Set exercise: Select every line below containing the word "length".

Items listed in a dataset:
===============

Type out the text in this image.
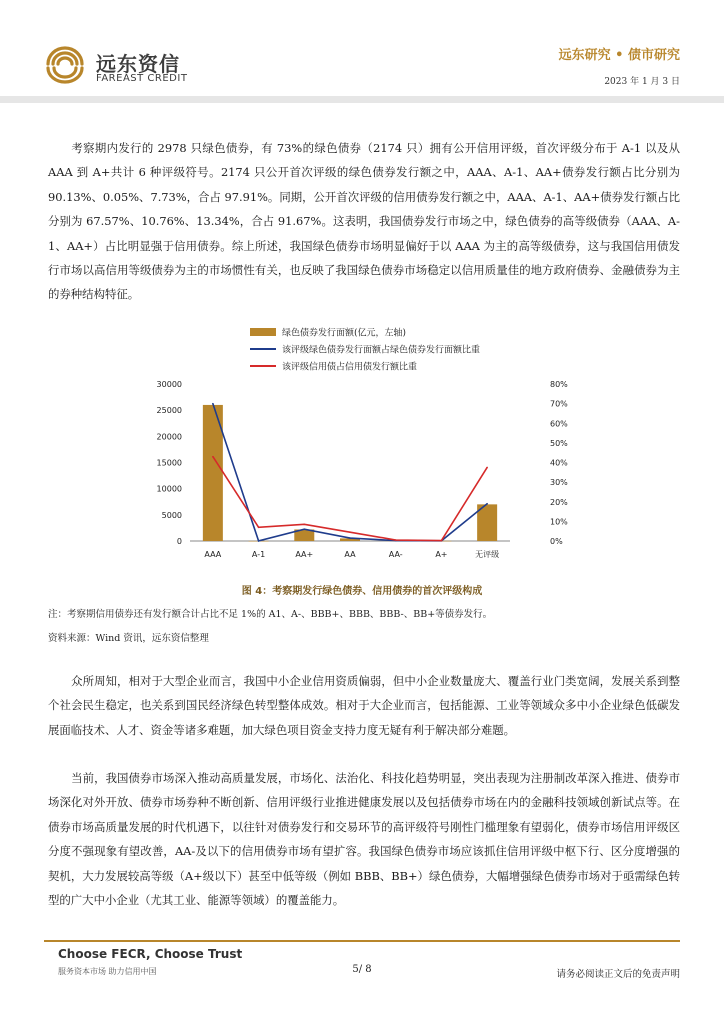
远东资信
FAREAST CREDIT
远东研究 • 债市研究
2023 年 1 月 3 日

考察期内发行的 2978 只绿色债券，有 73%的绿色债券（2174 只）拥有公开信用评级，首次评级分布于 A-1 以及从 AAA 到 A+共计 6 种评级符号。2174 只公开首次评级的绿色债券发行额之中，AAA、A-1、AA+债券发行额占比分别为 90.13%、0.05%、7.73%，合占 97.91%。同期，公开首次评级的信用债券发行额之中，AAA、A-1、AA+债券发行额占比分别为 67.57%、10.76%、13.34%，合占 91.67%。这表明，我国债券发行市场之中，绿色债券的高等级债券（AAA、A-1、AA+）占比明显强于信用债券。综上所述，我国绿色债券市场明显偏好于以 AAA 为主的高等级债券，这与我国信用债发行市场以高信用等级债券为主的市场惯性有关，也反映了我国绿色债券市场稳定以信用质量佳的地方政府债券、金融债券为主的券种结构特征。

绿色债券发行面额(亿元，左轴)
该评级绿色债券发行面额占绿色债券发行面额比重
该评级信用债占信用债发行额比重
0
5000
10000
15000
20000
25000
30000
0%
10%
20%
30%
40%
50%
60%
70%
80%
AAA	A-1	AA+	AA	AA-	A+	无评级
图 4：考察期发行绿色债券、信用债券的首次评级构成
注：考察期信用债券还有发行额合计占比不足 1%的 A1、A-、BBB+、BBB、BBB-、BB+等债券发行。
资料来源：Wind 资讯，远东资信整理

众所周知，相对于大型企业而言，我国中小企业信用资质偏弱，但中小企业数量庞大、覆盖行业门类宽阔，发展关系到整个社会民生稳定，也关系到国民经济绿色转型整体成效。相对于大企业而言，包括能源、工业等领域众多中小企业绿色低碳发展面临技术、人才、资金等诸多难题，加大绿色项目资金支持力度无疑有利于解决部分难题。

当前，我国债券市场深入推动高质量发展，市场化、法治化、科技化趋势明显，突出表现为注册制改革深入推进、债券市场深化对外开放、债券市场券种不断创新、信用评级行业推进健康发展以及包括债券市场在内的金融科技领域创新试点等。在债券市场高质量发展的时代机遇下，以往针对债券发行和交易环节的高评级符号刚性门槛理象有望弱化，债券市场信用评级区分度不强现象有望改善，AA-及以下的信用债券市场有望扩容。我国绿色债券市场应该抓住信用评级中枢下行、区分度增强的契机，大力发展较高等级（A+级以下）甚至中低等级（例如 BBB、BB+）绿色债券，大幅增强绿色债券市场对于亟需绿色转型的广大中小企业（尤其工业、能源等领域）的覆盖能力。

Choose FECR, Choose Trust
服务资本市场 助力信用中国	5/ 8	请务必阅读正文后的免责声明
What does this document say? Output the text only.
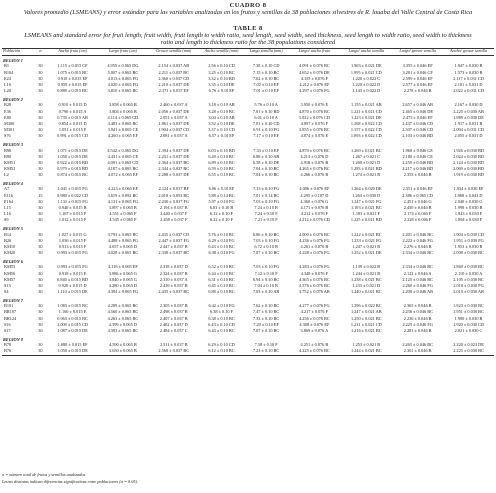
CUADRO 8
Valores promedio (LSMEANS) y error estándar para las variables analizadas en los frutos y semillas de 38 poblaciones silvestres de R. lauaba del Valle Central de Costa Rica
TABLE 8
LSMEANS and standard error for fruit length, fruit width, fruit length to width ratio, seed length, seed width, seed thickness, seed length to width ratio, seed width to thickness
ratio and length to thickness ratio for the 38 populations considered
Población	n	Ancho fruto (cm)	Largo fruto (cm)	Grosor semilla (mm)	Ancho semilla (mm)	Largo semilla (mm)	Largo/ ancho fruto	Largo/ ancho semilla	Largo/ grosor semilla	Ancho/ grosor semilla
REGION 1										
B1	30	1.115 ± 0.015 CF	4.955 ± 0.065 DG	2.154 ± 0.037 AB	2.56 ± 0.10 CD	7.38 ± 0.10 CD	4.091 ± 0.076 BC	1.903 ± 0.021 DE	3.355 ± 0.046 EF	1.947 ± 0.030 B
B104	30	1.075 ± 0.015 BC	5.007 ± 0.065 BC	2.211 ± 0.037 BC	3.25 ± 0.10 BC	7.15 ± 0.10 BC	4.652 ± 0.076 DE	1.995 ± 0.021 CD	3.201 ± 0.046 CF	1.573 ± 0.030 B
E24	30	0.910 ± 0.015 EF	4.013 ± 0.065 FG	2.360 ± 0.037 CD	3.32 ± 0.10 BD	7.02 ± 0.10 BC	4.155 ± 0.076 F	1.220 ± 0.022 C	2.599 ± 0.046 EF	2.117 ± 0.031 CD
L16	30	0.959 ± 0.015 EF	4.020 ± 0.065 FG	2.210 ± 0.037 DE	3.35 ± 0.10 DE	7.02 ± 0.10 EF	4.212 ± 0.076 EF	1.220 ± 0.022 D	2.577 ± 0.046 EF	2.101 ± 0.031 D
L20	30	0.889 ± 0.015 BC	3.810 ± 0.065 BC	2.371 ± 0.037 EF	6.76 ± 0.10 EF	7.01 ± 0.10 EF	4.297 ± 0.076 FG	1.143 ± 0.022 D	2.278 ± 0.046 B	2.022 ± 0.031 CD
REGION 2										
B20	30	0.910 ± 0.015 D	3.858 ± 0.065 B	2.460 ± 0.037 A	3.18 ± 0.10 AB	5.76 ± 0.10 A	3.950 ± 0.076 E	1.155 ± 0.021 AB	2.657 ± 0.046 AB	2.167 ± 0.030 D
E36	30	0.790 ± 0.015 A	3.804 ± 0.065 B	2.056 ± 0.037 DE	3.28 ± 0.10 BC	7.01 ± 0.10 BD	4.870 ± 0.076 BC	1.221 ± 0.021 CD	2.465 ± 0.046 DE	2.225 ± 0.030 AB
E80	30	0.735 ± 0.015 AB	4.114 ± 0.065 CD	2.051 ± 0.037 A	3.04 ± 0.10 AB	6.01 ± 0.10 A	5.022 ± 0.076 CD	1.223 ± 0.021 DE	2.475 ± 0.046 EF	1.989 ± 0.030 DE
M300	30	0.854 ± 0.015 D	4.483 ± 0.065 BC	1.861 ± 0.037 DE	3.52 ± 0.10 DE	7.01 ± 0.10 CD	4.897 ± 0.076 F	1.268 ± 0.022 CD	2.437 ± 0.046 CD	1.917 ± 0.031 B
M301	30	1.051 ± 0.015 F	3.941 ± 0.065 CE	1.904 ± 0.037 CD	3.37 ± 0.10 CD	6.91 ± 0.10 FG	3.855 ± 0.076 BC	1.157 ± 0.022 CD	2.307 ± 0.046 CD	2.094 ± 0.031 CD
S76	30	0.991 ± 0.015 CD	4.260 ± 0.065 EF	2.081 ± 0.037 A	6.57 ± 0.10 EF	7.17 ± 0.10 EF	4.874 ± 0.076 E	1.093 ± 0.022 CD	2.104 ± 0.046 BD	2.055 ± 0.031 D
REGION 3										
B98	30	1.071 ± 0.015 DE	4.542 ± 0.065 DG	2.394 ± 0.037 DE	6.03 ± 0.10 BD	7.33 ± 0.10 EF	4.870 ± 0.076 BC	1.269 ± 0.021 BC	1.960 ± 0.046 CE	1.926 ± 0.030 BD
B90	30	1.050 ± 0.015 DE	4.431 ± 0.065 CE	2.231 ± 0.037 DE	6.49 ± 0.10 BC	6.88 ± 0.10 AB	4.213 ± 0.076 D	1.267 ± 0.021 C	2.180 ± 0.046 CE	2.024 ± 0.030 BD
KM51	30	0.922 ± 0.015 BD	4.091 ± 0.065 CD	2.364 ± 0.037 BC	6.89 ± 0.10 BC	6.58 ± 0.10 DE	4.918 ± 0.076 B	1.269 ± 0.021 D	2.259 ± 0.046 BD	2.124 ± 0.030 BD
KM52	30	0.979 ± 0.015 BD	4.187 ± 0.065 BC	2.344 ± 0.037 BC	6.59 ± 0.10 BC	7.04 ± 0.10 BC	4.265 ± 0.076 BC	1.283 ± 0.021 BD	2.217 ± 0.046 BD	2.069 ± 0.030 BD
L2	30	0.874 ± 0.015 BC	4.072 ± 0.065 EF	2.288 ± 0.037 DE	6.55 ± 0.10 BC	7.04 ± 0.10 BC	4.266 ± 0.076 B	1.274 ± 0.021 B	2.353 ± 0.046 B	1.919 ± 0.030 BD
REGION 4										
A7	30	1.041 ± 0.015 FG	4.223 ± 0.065 EF	2.124 ± 0.037 BF	6.06 ± 0.10 EF	7.13 ± 0.10 FG	4.006 ± 0.076 EF	1.264 ± 0.020 DE	2.351 ± 0.046 EF	1.934 ± 0.030 EF
E116	15	0.980 ± 0.022 CD	3.619 ± 0.092 BC	2.018 ± 0.053 BC	5.88 ± 0.14 BC	7.01 ± 0.14 BC	4.295 ± 0.107 D	1.264 ± 0.030 D	2.386 ± 0.065 CD	1.968 ± 0.043 D
E164	30	1.131 ± 0.015 FG	4.131 ± 0.065 FG	2.230 ± 0.037 FG	5.97 ± 0.10 FG	7.03 ± 0.10 FG	4.360 ± 0.076 G	1.247 ± 0.021 FG	2.451 ± 0.046 G	2.040 ± 0.030 G
L15	30	0.940 ± 0.015 B	3.897 ± 0.065 B	2.194 ± 0.037 B	6.03 ± 0.10 B	7.24 ± 0.10 B	4.171 ± 0.076 B	1.193 ± 0.021 BC	2.450 ± 0.046 B	1.998 ± 0.030 B
L16	30	1.167 ± 0.015 F	4.551 ± 0.065 F	2.440 ± 0.037 F	6.12 ± 0.10 F	7.24 ± 0.10 F	4.212 ± 0.076 F	1.183 ± 0.021 F	2.174 ± 0.046 F	1.843 ± 0.030 F
S9	30	1.012 ± 0.015 F	4.545 ± 0.065 F	2.458 ± 0.037 F	6.22 ± 0.10 F	7.21 ± 0.10 F	4.212 ± 0.076 CD	1.225 ± 0.021 BD	2.228 ± 0.046 F	1.894 ± 0.030 F
REGION 5										
B14	30	1.027 ± 0.015 G	3.793 ± 0.065 BC	2.435 ± 0.037 CD	5.76 ± 0.10 BC	6.86 ± 0.10 BC	4.000 ± 0.076 BC	1.222 ± 0.021 BC	2.201 ± 0.046 BC	1.904 ± 0.030 CD
B26	30	1.036 ± 0.015 F	4.488 ± 0.065 FG	2.447 ± 0.037 FG	6.29 ± 0.10 FG	7.03 ± 0.10 FG	4.236 ± 0.076 FG	1.233 ± 0.021 FG	2.222 ± 0.046 FG	1.951 ± 0.030 FG
KM10	30	0.913 ± 0.015 F	4.057 ± 0.065 D	2.447 ± 0.037 B	6.43 ± 0.10 BC	6.72 ± 0.10 B	4.261 ± 0.076 B	1.247 ± 0.021 B	2.276 ± 0.046 B	1.953 ± 0.030 B
KM20	30	0.993 ± 0.015 FG	4.028 ± 0.065 BC	2.338 ± 0.037 BC	6.38 ± 0.10 FG	7.07 ± 0.10 BC	4.248 ± 0.076 FG	1.252 ± 0.021 DE	2.334 ± 0.046 BC	2.008 ± 0.030 BC
REGION 6										
KM55	30	0.993 ± 0.015 FG	4.116 ± 0.065 EF	2.318 ± 0.037 D	6.52 ± 0.10 BC	7.03 ± 0.10 FG	4.283 ± 0.076 FG	1.139 ± 0.022 B	2.334 ± 0.046 BC	1.860 ± 0.030 BC
KM56	30	0.918 ± 0.015 E	3.986 ± 0.065 G	2.324 ± 0.037 B	6.44 ± 0.10 BC	7.12 ± 0.10 F	4.348 ± 0.076 F	1.244 ± 0.021 B	2.122 ± 0.046 A	2.110 ± 0.030 A
KM57	30	0.840 ± 0.015 BD	3.840 ± 0.065 G	2.310 ± 0.037 A	6.31 ± 0.10 BC	6.94 ± 0.10 BC	4.365 ± 0.076 BC	1.238 ± 0.021 BC	2.125 ± 0.046 BC	2.105 ± 0.030 BC
S13	30	0.920 ± 0.015 D	4.280 ± 0.065 D	2.416 ± 0.037 B	6.45 ± 0.10 BC	7.04 ± 0.10 B	4.376 ± 0.076 BC	1.233 ± 0.021 D	2.260 ± 0.046 FG	2.010 ± 0.030 FG
S4	30	1.110 ± 0.015 DE	4.394 ± 0.065 FG	2.435 ± 0.037 BC	6.88 ± 0.10 BC	7.03 ± 0.10 AB	3.752 ± 0.076 AB	1.240 ± 0.021 BC	2.208 ± 0.046 AB	2.010 ± 0.030 AB
REGION 7										
B101	30	1.083 ± 0.015 BC	4.289 ± 0.065 BC	2.305 ± 0.037 B	6.42 ± 0.10 FG	7.62 ± 0.10 BC	4.277 ± 0.076 FG	1.296 ± 0.022 BC	2.365 ± 0.046 B	1.923 ± 0.030 BC
BR107	30	1.160 ± 0.015 E	4.560 ± 0.065 BC	2.498 ± 0.037 B	6.38 ± 0.10 F	7.47 ± 0.10 BC	4.217 ± 0.076 F	1.247 ± 0.021 AB	2.236 ± 0.046 BC	1.951 ± 0.030 BC
BR124	30	0.963 ± 0.015 BC	4.263 ± 0.065 BC	2.407 ± 0.037 B	6.38 ± 0.10 BC	7.33 ± 0.10 BC	4.256 ± 0.076 BC	1.250 ± 0.021 BC	2.236 ± 0.046 B	1.900 ± 0.030 B
S16	30	1.009 ± 0.015 CD	4.399 ± 0.065 D	2.402 ± 0.037 D	6.43 ± 0.10 CD	7.20 ± 0.10 EF	4.308 ± 0.076 EF	1.231 ± 0.021 CD	2.225 ± 0.046 FG	1.920 ± 0.030 CD
S17	30	1.087 ± 0.015 DE	4.393 ± 0.065 BC	2.484 ± 0.037 C	6.43 ± 0.10 BC	7.07 ± 0.10 BC	3.869 ± 0.076 A	1.216 ± 0.021 BC	2.281 ± 0.046 B	2.021 ± 0.030 C
REGION 8										
B70	30	1.080 ± 0.015 EF	4.590 ± 0.065 B	2.511 ± 0.037 B	6.29 ± 0.10 CD	7.58 ± 0.10 F	4.251 ± 0.076 B	1.253 ± 0.021 B	2.265 ± 0.046 BC	2.220 ± 0.023 DE
B76	30	1.050 ± 0.015 DE	3.650 ± 0.065 B	2.568 ± 0.037 BC	6.12 ± 0.10 BC	7.23 ± 0.10 BC	4.225 ± 0.076 BC	1.244 ± 0.021 BC	2.301 ± 0.046 B	2.225 ± 0.030 BC
n = número total de frutos y semillas analizados.
Letras distintas indican diferencias significativas entre poblaciones (α = 0.05).
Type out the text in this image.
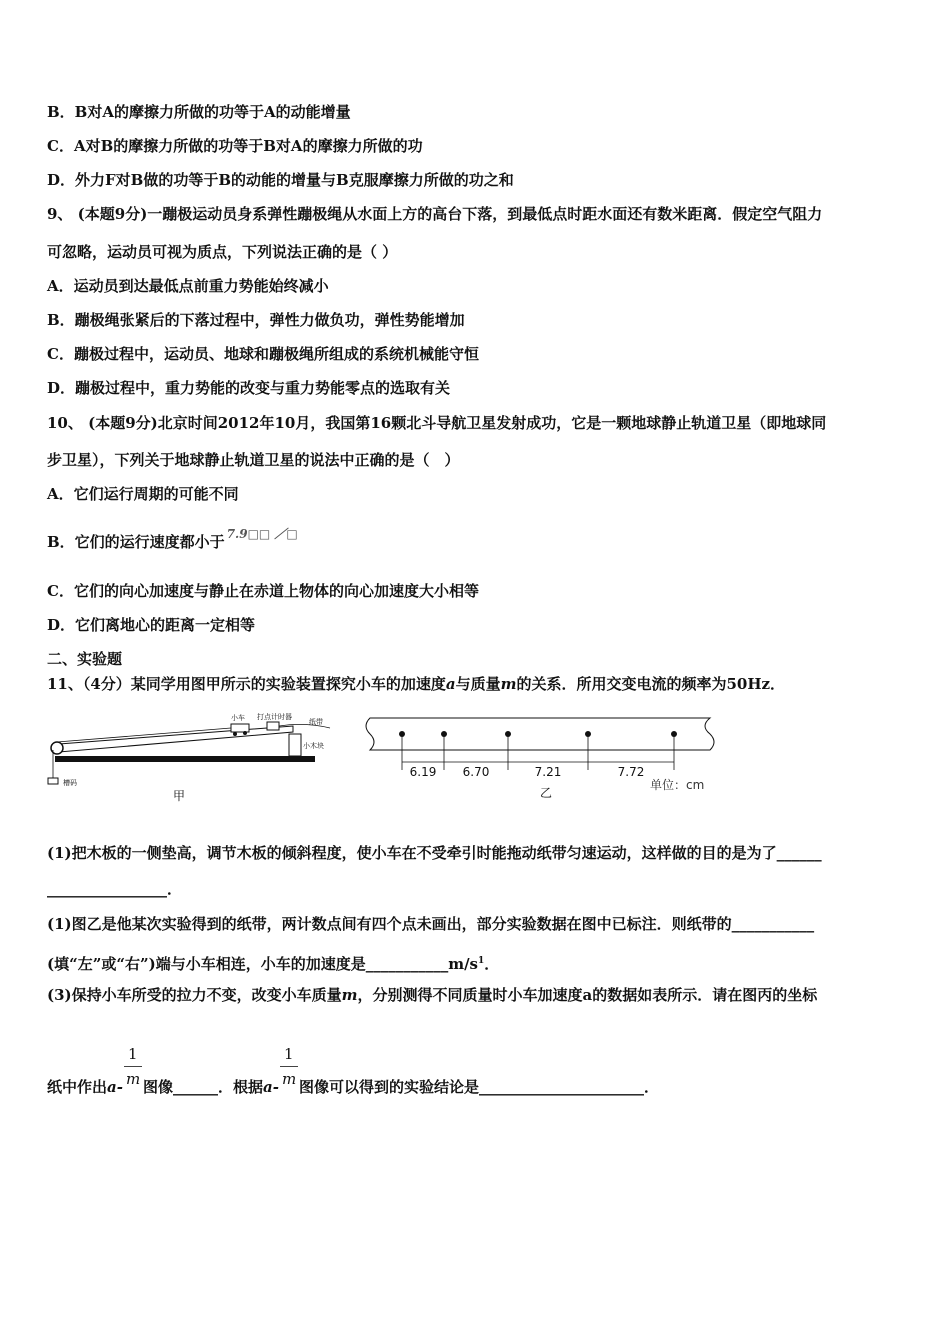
B．B对A的摩擦力所做的功等于A的动能增量
C．A对B的摩擦力所做的功等于B对A的摩擦力所做的功
D．外力F对B做的功等于B的动能的增量与B克服摩擦力所做的功之和
9、 (本题9分)一蹦极运动员身系弹性蹦极绳从水面上方的高台下落，到最低点时距水面还有数米距离．假定空气阻力
可忽略，运动员可视为质点，下列说法正确的是（ ）
A．运动员到达最低点前重力势能始终减小
B．蹦极绳张紧后的下落过程中，弹性力做负功，弹性势能增加
C．蹦极过程中，运动员、地球和蹦极绳所组成的系统机械能守恒
D．蹦极过程中，重力势能的改变与重力势能零点的选取有关
10、 (本题9分)北京时间2012年10月，我国第16颗北斗导航卫星发射成功，它是一颗地球静止轨道卫星（即地球同
步卫星），下列关于地球静止轨道卫星的说法中正确的是（　）
A．它们运行周期的可能不同
B．它们的运行速度都小于 $^{7.9□□ /□}$
C．它们的向心加速度与静止在赤道上物体的向心加速度大小相等
D．它们离地心的距离一定相等
二、实验题
11、（4分）某同学用图甲所示的实验装置探究小车的加速度a与质量m的关系．所用交变电流的频率为50Hz．
小车 打点计时器
纸带
小木块
槽码
甲
6.19 6.70	7.21	7.72
单位：cm
乙
(1)把木板的一侧垫高，调节木板的倾斜程度，使小车在不受牵引时能拖动纸带匀速运动，这样做的目的是为了______
________________．
(1)图乙是他某次实验得到的纸带，两计数点间有四个点未画出，部分实验数据在图中已标注．则纸带的___________
(填“左”或“右”)端与小车相连，小车的加速度是$\_\_\_\_\_\_\_\_\_\_\_m/s^1$．
(3)保持小车所受的拉力不变，改变小车质量m，分别测得不同质量时小车加速度a的数据如表所示．请在图丙的坐标
纸中作出$a- \frac{1}{m}$ 图像______．根据$a- \frac{1}{m}$ 图像可以得到的实验结论是______________________．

===============

Complete answer:
LSMEANS and standard error for fruit length, fruit width, fruit length to width ratio, seed length, seed width, seed thickness, seed length to width ratio, seed width to thickness
ratio and length to thickness ratio for the 38 populations considered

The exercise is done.